──────── Document extract

Disc one is a collection of cartoons starring Bugs Bunny and Daffy Duck, both
apart and together. Each one is a gem, and there are some remarkable
restorations. If you think you've seen these favorites so many times you can
recite every line and remember every gag, you will be blown away by what you've
never seen before. Two of Chuck Jones' Daffy classics from the late 1940's,
"A Pest in the House" and "You Were Never Duckier", have
their original title cards and brilliant color restored. You'll be interested to
find that Henery Hawk was considered a big enough star to share billing with
Daffy. Friz Freleng's first Bugs Bunny/Yosemite Sam pirate ship feud,
"Buccaneer Bunny", reveals some stunning backgrounds that were
difficult to notice in the faded television prints we're all used to.
"Hollywood Daffy", a memorable chase through the Warner Bros. movie
lot with Daffy and a Joe Besser-inspired cop looks so clear and bright it
could've been made yesterday. As if this weren't enough, Chuck Jones' fan
favorites "Ali Baba Bunny" and "Abominable Snow Rabbit" look
amazing, and they didn't look bad to begin with!
I actually found myself laughing out loud at the Robert McKimson entries on this disc. I had forgotten how hysterically funny "The Super Snooper" was. "Oily Hare" is also a gut-buster, and has some beautiful animation on Bugs Bunny. Arthur Davis' "Stupor Salesman", in which Daffy Duck tries to sell gizmos to a bank robber bulldog, has some of the funniest loose-limbed animation you've ever seen.

The extras on disc one are great, too. Jerry Beck gives us a look at a great
episode of the Bugs Bunny Show and a whole bunch of commercials from the show's
original run. And I mean a BUNCH of commercials, and they're great. Also
included is the 2000 PBS documentary, "Chuck Jones: Extremes and Inbetweens",
an excellent retrospective on Jones' career that was good enough to
warrant a standalone DVD release even before the first "Golden
Collection"! If you've never seen it, I highly recommend it, and if you
have, it's fun to revisit. There are also some great commentaries on the
cartoons themselves, with Jerry Beck's defense of the later Bugs cartoon
"Transylvania 6-5000" and Eric Goldberg's look at "You were Never
Duckier" being standouts. If there's something on this disc you feel like
skipping because you think you've seen it all, watch it anyway!
Avery's "The
Bears' Tale" also boasts a great restoration with original titles, as do
Friz Freleng's "Holiday For Shoestrings" and "Trial of Mr.

────────────────
──────── Recorded data

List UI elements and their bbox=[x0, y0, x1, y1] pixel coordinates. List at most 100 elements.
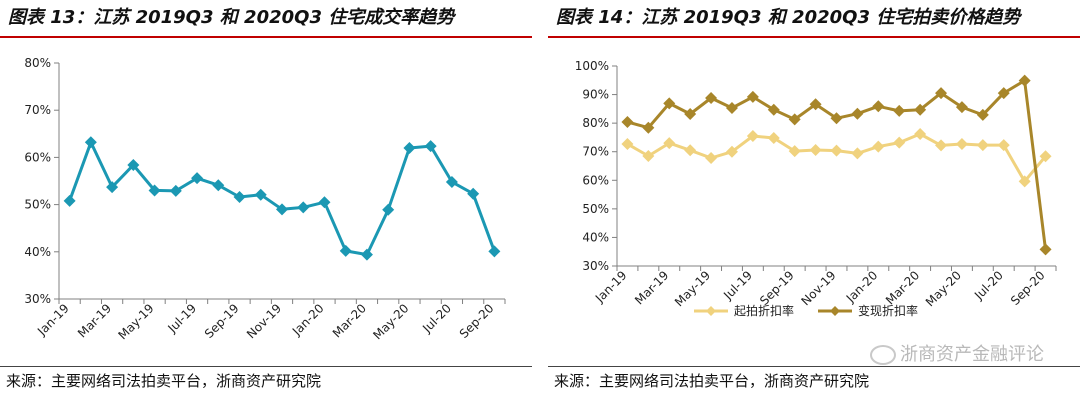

────────────────

- Direction 1
Which PBS documentary from 2000 does the cartoon DVD review list among the disc one extras?
- Direction 2
Pick up the cartoon DVD review from its last words and keep writing it.

- Exercise answer 1
"Chuck Jones: Extremes and Inbetweens"

- Exercise answer 2
Wolf". The later Sylvester and Tweety efforts "Red Riding
Hoodwinked" and "Tweety and the Beanstalk" are nicely cleaned up
as well...especially "Beanstalk", which was often shown in
edited, time-compressed and murky prints on television. If there was ever a
testament to the necessity of film preservation, this jaw-dropping disc of
15 cartoons is a case and point unto itself! The fairy tale theme is carried
through on cartoons from Jones, Freleng, Avery and McKimson, and all of them are
classics. Except one. There is one cartoon on this disc I really didn't like. In
fact, I found it teeth-gnashingly, stomach-turningly awful. Hawley Pratt's
"Senorella and the Glass Huarache", the story of Cinderella as retold
by a Mexican, was the final cartoon released by the Warner cartoon studio before
it closed down and reopened again as DePatie/Freleng Enterprises. Unlike the
Speedy Gonzales cartoons, the ethnic humor in this cartoon is not funny. It's
not really offensive either. It's just not funny, and it's illustrated by
horrible animation. But even this cartoon has wonderfully restored colors!
Bonus-wise, there's a great documentary on Robert Mckimson (though it's all too brief). There's also a thing called "A Chuck Jones Tutorial" discussing animation techniques used in Jones' cartoons, which is interesting, but clearly just a way to showcase some interview clips of Jones from the PBS special that were, for whatever reason, unused.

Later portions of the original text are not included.